DATA LISTING:
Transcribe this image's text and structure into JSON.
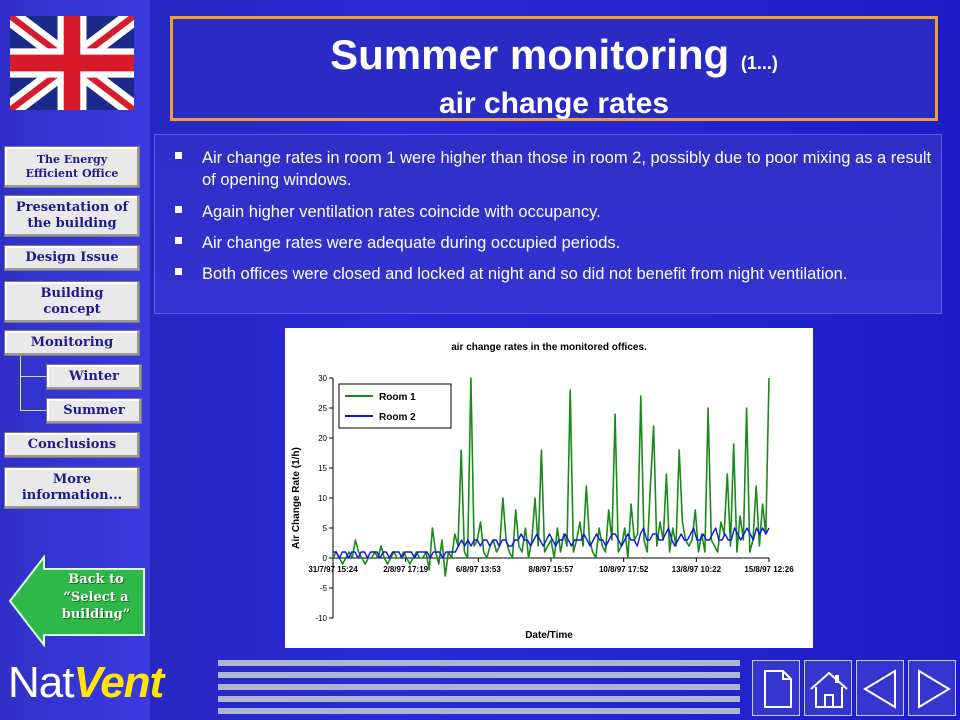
{
  "title": {
    "main": "Summer monitoring",
    "suffix": "(1...)",
    "subtitle": "air change rates"
  },
  "sidebar": {
    "items": [
      {
        "label": "The Energy Efficient Office"
      },
      {
        "label": "Presentation of the building"
      },
      {
        "label": "Design Issue"
      },
      {
        "label": "Building concept"
      },
      {
        "label": "Monitoring"
      },
      {
        "label": "Winter"
      },
      {
        "label": "Summer"
      },
      {
        "label": "Conclusions"
      },
      {
        "label": "More information..."
      }
    ],
    "back_button": {
      "line1": "Back to",
      "line2": "“Select a",
      "line3": "building”"
    },
    "logo": {
      "part1": "Nat",
      "part2": "Vent"
    }
  },
  "bullets": [
    "Air change rates in room 1 were higher than those in room 2, possibly due to poor mixing as a result of opening windows.",
    "Again higher ventilation rates coincide with occupancy.",
    "Air change rates were adequate during occupied periods.",
    "Both offices were closed and locked at night and so did not benefit from night ventilation."
  ],
  "colors": {
    "background": "#2626c8",
    "title_border": "#f0a030",
    "room1": "#1a8a1a",
    "room2": "#1414e6",
    "logo_accent": "#ffe600"
  },
  "icons": [
    "flag-icon",
    "document-icon",
    "home-icon",
    "previous-icon",
    "next-icon"
  ],
  "chart_data": {
    "type": "line",
    "title": "air change rates in the monitored offices.",
    "xlabel": "Date/Time",
    "ylabel": "Air Change Rate (1/h)",
    "ylim": [
      -10,
      30
    ],
    "yticks": [
      -10,
      -5,
      0,
      5,
      10,
      15,
      20,
      25,
      30
    ],
    "x_tick_labels": [
      "31/7/97 15:24",
      "2/8/97 17:19",
      "6/8/97 13:53",
      "8/8/97 15:57",
      "10/8/97 17:52",
      "13/8/97 10:22",
      "15/8/97 12:26"
    ],
    "legend_position": "top-left",
    "grid": false,
    "series": [
      {
        "name": "Room 1",
        "color": "#1a8a1a",
        "values": [
          0,
          1,
          0,
          -1,
          0,
          1,
          0,
          3,
          1,
          0,
          -1,
          0,
          0,
          1,
          0,
          2,
          0,
          -1,
          0,
          1,
          0,
          0,
          1,
          0,
          -1,
          0,
          1,
          0,
          0,
          1,
          -2,
          5,
          1,
          -1,
          3,
          -3,
          1,
          0,
          4,
          2,
          18,
          1,
          0,
          30,
          2,
          3,
          6,
          1,
          0,
          2,
          3,
          1,
          2,
          10,
          3,
          1,
          0,
          8,
          2,
          1,
          5,
          0,
          3,
          10,
          2,
          18,
          1,
          2,
          3,
          0,
          5,
          1,
          4,
          2,
          28,
          1,
          3,
          6,
          2,
          12,
          3,
          1,
          0,
          5,
          2,
          1,
          8,
          3,
          24,
          1,
          2,
          5,
          0,
          9,
          3,
          4,
          27,
          3,
          1,
          12,
          22,
          2,
          6,
          3,
          14,
          1,
          5,
          2,
          18,
          6,
          3,
          2,
          3,
          8,
          1,
          4,
          1,
          25,
          3,
          2,
          1,
          6,
          4,
          14,
          2,
          19,
          1,
          7,
          3,
          25,
          1,
          3,
          12,
          2,
          9,
          4,
          30
        ]
      },
      {
        "name": "Room 2",
        "color": "#1414e6",
        "values": [
          1,
          1,
          0,
          1,
          1,
          0,
          1,
          1,
          0,
          1,
          1,
          0,
          1,
          1,
          1,
          0,
          1,
          1,
          0,
          1,
          1,
          1,
          0,
          1,
          1,
          1,
          0,
          1,
          1,
          1,
          1,
          0,
          1,
          1,
          1,
          0,
          1,
          1,
          1,
          1,
          2,
          3,
          2,
          3,
          2,
          3,
          3,
          2,
          3,
          3,
          2,
          3,
          3,
          2,
          3,
          3,
          2,
          2,
          3,
          3,
          4,
          3,
          3,
          2,
          3,
          4,
          3,
          2,
          3,
          4,
          3,
          2,
          3,
          3,
          4,
          3,
          2,
          3,
          3,
          3,
          4,
          3,
          2,
          3,
          4,
          3,
          3,
          2,
          3,
          4,
          4,
          3,
          2,
          3,
          4,
          3,
          3,
          2,
          4,
          5,
          3,
          3,
          4,
          4,
          3,
          3,
          4,
          5,
          3,
          2,
          3,
          4,
          3,
          3,
          4,
          5,
          3,
          3,
          4,
          3,
          3,
          4,
          5,
          3,
          3,
          4,
          3,
          3,
          5,
          4,
          3,
          4,
          5,
          4,
          3,
          5,
          4,
          5,
          4,
          5
        ]
      }
    ]
  }
}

PROBLEM TO SOLVE: Find and copy every line in the entries above where the string "offices" occurs.

RESULT FOR THIS TASK:
    "Both offices were closed and locked at night and so did not benefit from night ventilation."
    "title": "air change rates in the monitored offices.",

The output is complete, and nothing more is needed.